Task to complete — Copy the records below exactly, omitting any pictures they contain.

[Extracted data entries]
────────────────────
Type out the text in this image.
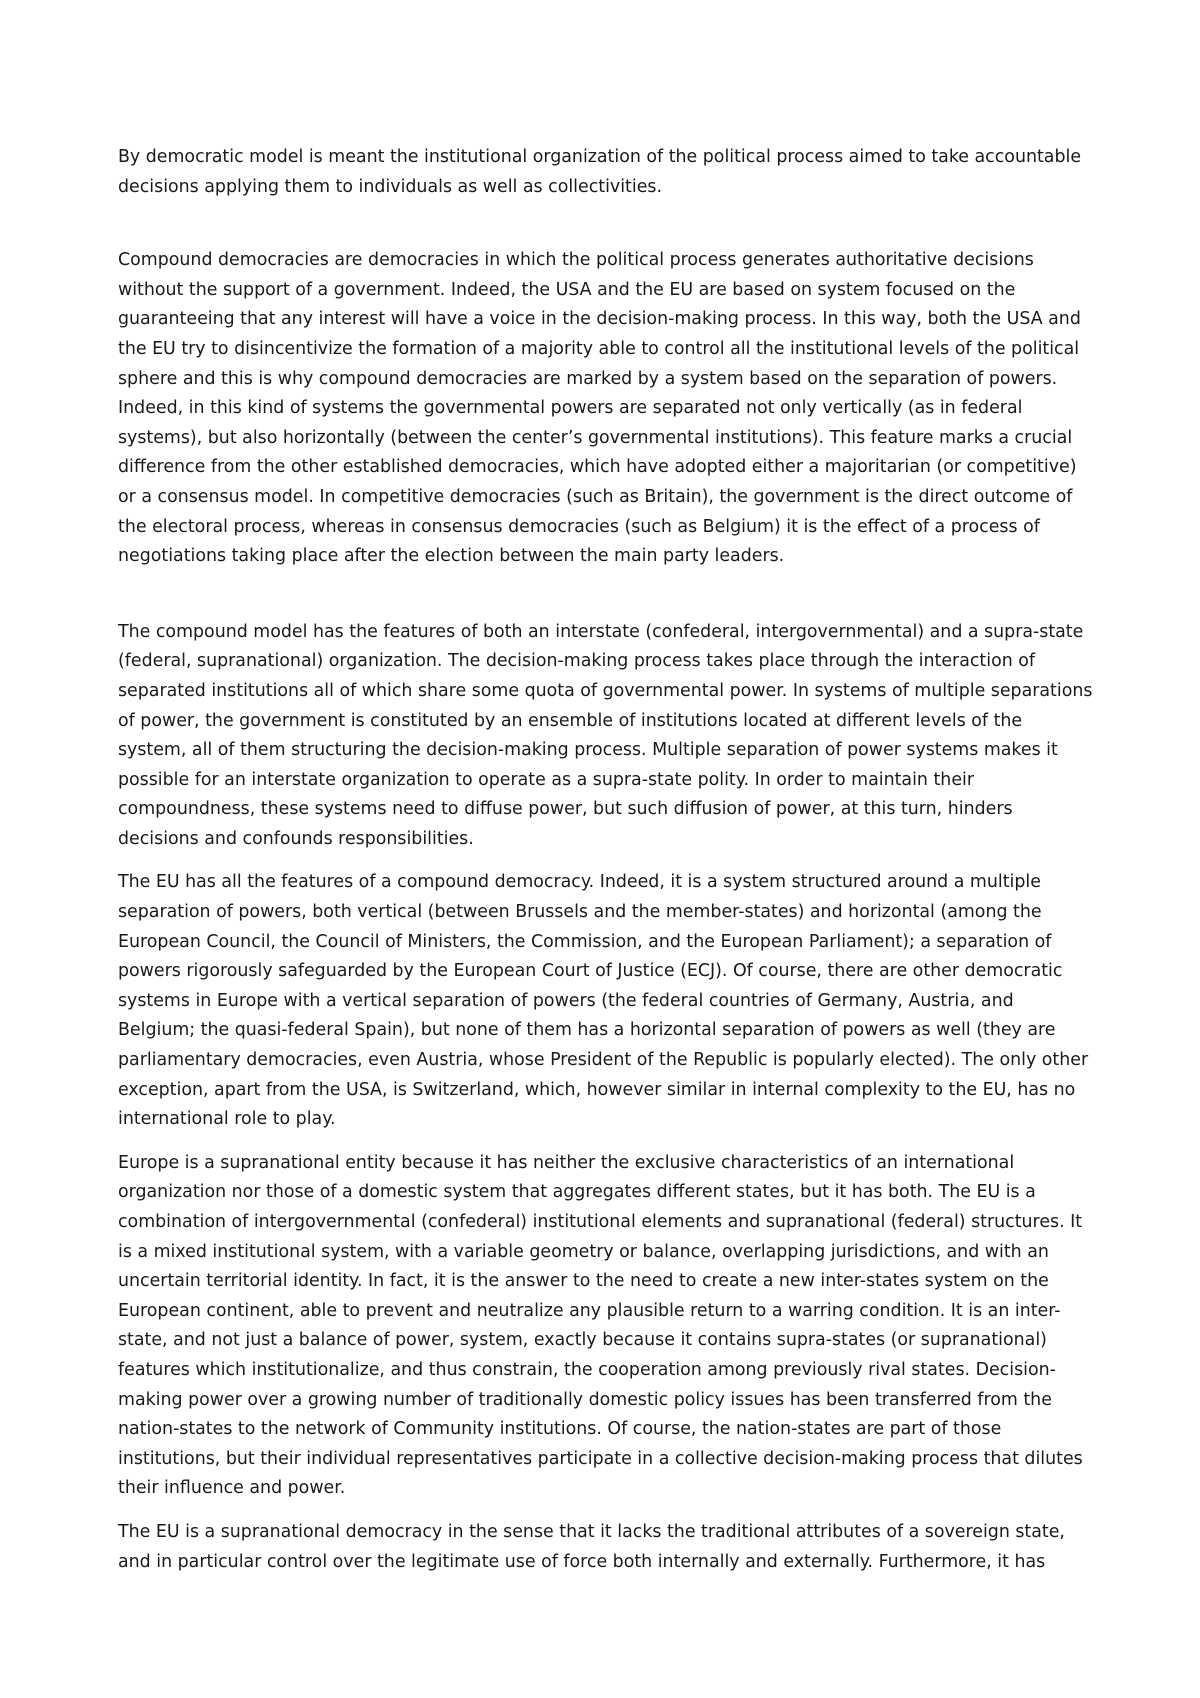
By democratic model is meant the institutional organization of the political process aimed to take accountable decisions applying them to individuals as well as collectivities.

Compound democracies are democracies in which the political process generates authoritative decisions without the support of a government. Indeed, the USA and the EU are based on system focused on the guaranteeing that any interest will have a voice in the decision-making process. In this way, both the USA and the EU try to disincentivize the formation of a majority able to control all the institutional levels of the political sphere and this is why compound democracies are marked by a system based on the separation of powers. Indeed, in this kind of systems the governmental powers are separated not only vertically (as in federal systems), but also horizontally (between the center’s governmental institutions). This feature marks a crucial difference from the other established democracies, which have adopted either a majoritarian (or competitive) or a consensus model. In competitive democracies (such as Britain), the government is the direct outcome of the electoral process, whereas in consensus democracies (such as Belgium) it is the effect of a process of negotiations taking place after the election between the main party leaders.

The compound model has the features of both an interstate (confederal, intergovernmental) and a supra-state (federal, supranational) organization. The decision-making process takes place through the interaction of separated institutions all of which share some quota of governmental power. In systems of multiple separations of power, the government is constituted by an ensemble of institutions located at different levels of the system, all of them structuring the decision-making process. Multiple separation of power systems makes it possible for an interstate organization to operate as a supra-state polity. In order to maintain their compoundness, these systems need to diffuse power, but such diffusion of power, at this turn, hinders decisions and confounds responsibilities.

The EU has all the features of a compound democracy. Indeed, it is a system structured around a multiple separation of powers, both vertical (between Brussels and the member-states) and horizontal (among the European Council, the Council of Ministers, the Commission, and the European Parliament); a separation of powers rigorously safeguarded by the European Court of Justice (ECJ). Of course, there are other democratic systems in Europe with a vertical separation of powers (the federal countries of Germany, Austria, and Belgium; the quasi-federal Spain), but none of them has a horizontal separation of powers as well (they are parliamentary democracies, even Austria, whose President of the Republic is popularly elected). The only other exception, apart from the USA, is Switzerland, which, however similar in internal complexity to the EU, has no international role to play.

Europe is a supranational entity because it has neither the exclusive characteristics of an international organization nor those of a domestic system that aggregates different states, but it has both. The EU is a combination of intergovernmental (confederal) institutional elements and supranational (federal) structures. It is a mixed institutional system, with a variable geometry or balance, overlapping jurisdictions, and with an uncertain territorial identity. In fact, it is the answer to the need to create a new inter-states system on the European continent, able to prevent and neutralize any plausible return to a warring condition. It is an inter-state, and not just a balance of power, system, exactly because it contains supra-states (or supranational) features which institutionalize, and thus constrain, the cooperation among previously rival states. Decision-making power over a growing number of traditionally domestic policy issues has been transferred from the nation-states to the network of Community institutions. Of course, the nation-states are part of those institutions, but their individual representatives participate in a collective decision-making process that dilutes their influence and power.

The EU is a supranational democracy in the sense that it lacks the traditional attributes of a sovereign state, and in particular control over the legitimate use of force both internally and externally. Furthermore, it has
────────────────────
Worked answer —
Type out the text in this image.
By democratic model is meant the institutional organization of the political process aimed to take accountable decisions applying them to individuals as well as collectivities.

Compound democracies are democracies in which the political process generates authoritative decisions without the support of a government. Indeed, the USA and the EU are based on system focused on the guaranteeing that any interest will have a voice in the decision-making process. In this way, both the USA and the EU try to disincentivize the formation of a majority able to control all the institutional levels of the political sphere and this is why compound democracies are marked by a system based on the separation of powers. Indeed, in this kind of systems the governmental powers are separated not only vertically (as in federal systems), but also horizontally (between the center’s governmental institutions). This feature marks a crucial difference from the other established democracies, which have adopted either a majoritarian (or competitive) or a consensus model. In competitive democracies (such as Britain), the government is the direct outcome of the electoral process, whereas in consensus democracies (such as Belgium) it is the effect of a process of negotiations taking place after the election between the main party leaders.

The compound model has the features of both an interstate (confederal, intergovernmental) and a supra-state (federal, supranational) organization. The decision-making process takes place through the interaction of separated institutions all of which share some quota of governmental power. In systems of multiple separations of power, the government is constituted by an ensemble of institutions located at different levels of the system, all of them structuring the decision-making process. Multiple separation of power systems makes it possible for an interstate organization to operate as a supra-state polity. In order to maintain their compoundness, these systems need to diffuse power, but such diffusion of power, at this turn, hinders decisions and confounds responsibilities.

The EU has all the features of a compound democracy. Indeed, it is a system structured around a multiple separation of powers, both vertical (between Brussels and the member-states) and horizontal (among the European Council, the Council of Ministers, the Commission, and the European Parliament); a separation of powers rigorously safeguarded by the European Court of Justice (ECJ). Of course, there are other democratic systems in Europe with a vertical separation of powers (the federal countries of Germany, Austria, and Belgium; the quasi-federal Spain), but none of them has a horizontal separation of powers as well (they are parliamentary democracies, even Austria, whose President of the Republic is popularly elected). The only other exception, apart from the USA, is Switzerland, which, however similar in internal complexity to the EU, has no international role to play.

Europe is a supranational entity because it has neither the exclusive characteristics of an international organization nor those of a domestic system that aggregates different states, but it has both. The EU is a combination of intergovernmental (confederal) institutional elements and supranational (federal) structures. It is a mixed institutional system, with a variable geometry or balance, overlapping jurisdictions, and with an uncertain territorial identity. In fact, it is the answer to the need to create a new inter-states system on the European continent, able to prevent and neutralize any plausible return to a warring condition. It is an inter-state, and not just a balance of power, system, exactly because it contains supra-states (or supranational) features which institutionalize, and thus constrain, the cooperation among previously rival states. Decision-making power over a growing number of traditionally domestic policy issues has been transferred from the nation-states to the network of Community institutions. Of course, the nation-states are part of those institutions, but their individual representatives participate in a collective decision-making process that dilutes their influence and power.

The EU is a supranational democracy in the sense that it lacks the traditional attributes of a sovereign state, and in particular control over the legitimate use of force both internally and externally. Furthermore, it has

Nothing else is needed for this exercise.